Stored data entries:
______________________________
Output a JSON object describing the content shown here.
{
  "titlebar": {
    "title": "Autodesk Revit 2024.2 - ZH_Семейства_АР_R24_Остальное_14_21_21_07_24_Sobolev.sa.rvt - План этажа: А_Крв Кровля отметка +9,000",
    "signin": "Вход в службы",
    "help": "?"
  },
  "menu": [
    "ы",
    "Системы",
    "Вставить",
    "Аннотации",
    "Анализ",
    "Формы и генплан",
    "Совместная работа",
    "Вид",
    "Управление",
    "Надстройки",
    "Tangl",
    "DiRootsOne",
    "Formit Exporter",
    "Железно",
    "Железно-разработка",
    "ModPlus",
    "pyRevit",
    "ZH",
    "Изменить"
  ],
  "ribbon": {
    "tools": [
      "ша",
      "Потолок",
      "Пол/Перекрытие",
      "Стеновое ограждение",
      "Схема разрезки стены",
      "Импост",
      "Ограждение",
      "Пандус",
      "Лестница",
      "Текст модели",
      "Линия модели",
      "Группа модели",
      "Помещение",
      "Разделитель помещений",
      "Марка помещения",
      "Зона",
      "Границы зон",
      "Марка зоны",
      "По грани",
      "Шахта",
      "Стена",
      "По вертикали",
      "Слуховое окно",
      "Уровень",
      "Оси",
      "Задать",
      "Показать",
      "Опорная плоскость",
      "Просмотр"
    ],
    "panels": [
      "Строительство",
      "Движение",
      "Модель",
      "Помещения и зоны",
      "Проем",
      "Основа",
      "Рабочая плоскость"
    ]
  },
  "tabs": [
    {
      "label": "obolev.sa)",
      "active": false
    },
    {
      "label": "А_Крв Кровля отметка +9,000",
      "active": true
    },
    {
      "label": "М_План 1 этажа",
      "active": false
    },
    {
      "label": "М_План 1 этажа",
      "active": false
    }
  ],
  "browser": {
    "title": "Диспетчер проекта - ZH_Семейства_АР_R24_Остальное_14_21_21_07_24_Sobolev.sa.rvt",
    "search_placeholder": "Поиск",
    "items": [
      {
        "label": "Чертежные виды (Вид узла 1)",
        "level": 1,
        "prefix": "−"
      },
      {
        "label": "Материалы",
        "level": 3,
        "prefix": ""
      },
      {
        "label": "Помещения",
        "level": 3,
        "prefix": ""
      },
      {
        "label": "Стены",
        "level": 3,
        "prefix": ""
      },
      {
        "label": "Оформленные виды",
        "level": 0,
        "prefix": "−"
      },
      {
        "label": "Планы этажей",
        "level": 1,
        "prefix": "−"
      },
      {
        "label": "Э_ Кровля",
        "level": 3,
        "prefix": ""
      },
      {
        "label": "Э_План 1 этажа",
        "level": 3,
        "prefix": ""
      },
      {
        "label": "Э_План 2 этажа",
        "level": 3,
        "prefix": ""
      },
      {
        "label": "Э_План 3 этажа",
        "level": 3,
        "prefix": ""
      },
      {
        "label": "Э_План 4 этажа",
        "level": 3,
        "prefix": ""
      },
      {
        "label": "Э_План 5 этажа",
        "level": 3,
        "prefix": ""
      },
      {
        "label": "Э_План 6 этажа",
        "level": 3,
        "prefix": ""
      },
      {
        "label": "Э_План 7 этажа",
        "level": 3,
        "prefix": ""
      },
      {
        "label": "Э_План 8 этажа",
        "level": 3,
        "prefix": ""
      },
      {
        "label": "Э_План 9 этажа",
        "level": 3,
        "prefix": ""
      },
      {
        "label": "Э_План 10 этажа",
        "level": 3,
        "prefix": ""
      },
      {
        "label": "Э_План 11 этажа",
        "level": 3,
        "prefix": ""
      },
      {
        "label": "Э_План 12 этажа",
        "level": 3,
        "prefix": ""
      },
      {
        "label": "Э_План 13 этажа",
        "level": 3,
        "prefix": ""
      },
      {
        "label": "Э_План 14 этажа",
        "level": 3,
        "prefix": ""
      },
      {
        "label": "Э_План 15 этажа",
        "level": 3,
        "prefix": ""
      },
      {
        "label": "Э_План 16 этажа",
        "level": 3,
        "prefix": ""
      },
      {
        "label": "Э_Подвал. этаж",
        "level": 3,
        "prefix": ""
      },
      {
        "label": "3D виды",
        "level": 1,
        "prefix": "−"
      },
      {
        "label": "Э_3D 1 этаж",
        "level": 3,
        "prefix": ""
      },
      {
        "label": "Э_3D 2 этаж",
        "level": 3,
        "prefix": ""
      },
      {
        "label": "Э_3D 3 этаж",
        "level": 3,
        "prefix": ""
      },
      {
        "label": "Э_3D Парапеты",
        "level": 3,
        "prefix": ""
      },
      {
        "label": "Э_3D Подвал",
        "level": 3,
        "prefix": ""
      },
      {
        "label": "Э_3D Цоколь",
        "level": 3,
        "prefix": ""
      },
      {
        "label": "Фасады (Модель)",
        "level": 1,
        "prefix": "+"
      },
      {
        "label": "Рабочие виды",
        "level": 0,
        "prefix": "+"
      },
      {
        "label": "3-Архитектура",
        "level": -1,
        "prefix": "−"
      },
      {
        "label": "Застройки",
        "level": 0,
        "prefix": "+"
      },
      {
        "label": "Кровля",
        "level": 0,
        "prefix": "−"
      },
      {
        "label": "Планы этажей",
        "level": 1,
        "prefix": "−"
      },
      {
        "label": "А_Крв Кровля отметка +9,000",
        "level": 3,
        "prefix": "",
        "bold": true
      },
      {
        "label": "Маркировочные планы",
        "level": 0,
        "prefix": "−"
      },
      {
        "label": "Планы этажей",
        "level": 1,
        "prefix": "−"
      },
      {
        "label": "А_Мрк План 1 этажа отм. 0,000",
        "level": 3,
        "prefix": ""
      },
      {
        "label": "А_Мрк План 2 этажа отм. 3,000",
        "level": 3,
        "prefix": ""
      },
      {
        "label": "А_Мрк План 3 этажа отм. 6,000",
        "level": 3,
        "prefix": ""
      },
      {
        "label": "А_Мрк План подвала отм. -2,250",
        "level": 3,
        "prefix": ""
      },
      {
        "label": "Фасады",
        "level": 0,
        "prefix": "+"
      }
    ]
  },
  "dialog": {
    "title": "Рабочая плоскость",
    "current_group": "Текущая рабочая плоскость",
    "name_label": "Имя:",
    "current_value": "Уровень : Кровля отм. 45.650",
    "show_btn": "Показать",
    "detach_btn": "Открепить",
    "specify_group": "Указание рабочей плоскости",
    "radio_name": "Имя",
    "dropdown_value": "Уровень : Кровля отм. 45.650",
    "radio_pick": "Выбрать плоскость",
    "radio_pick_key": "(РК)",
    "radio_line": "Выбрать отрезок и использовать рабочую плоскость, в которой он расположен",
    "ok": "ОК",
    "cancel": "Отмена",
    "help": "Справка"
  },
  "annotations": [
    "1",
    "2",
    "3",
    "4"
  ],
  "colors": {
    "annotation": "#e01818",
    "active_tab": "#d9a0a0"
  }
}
______________________________
**Problem statement:** Which lines include "модели"? Copy each of them out.

**Response to the exercise:**
      "Текст модели",
      "Линия модели",
      "Группа модели",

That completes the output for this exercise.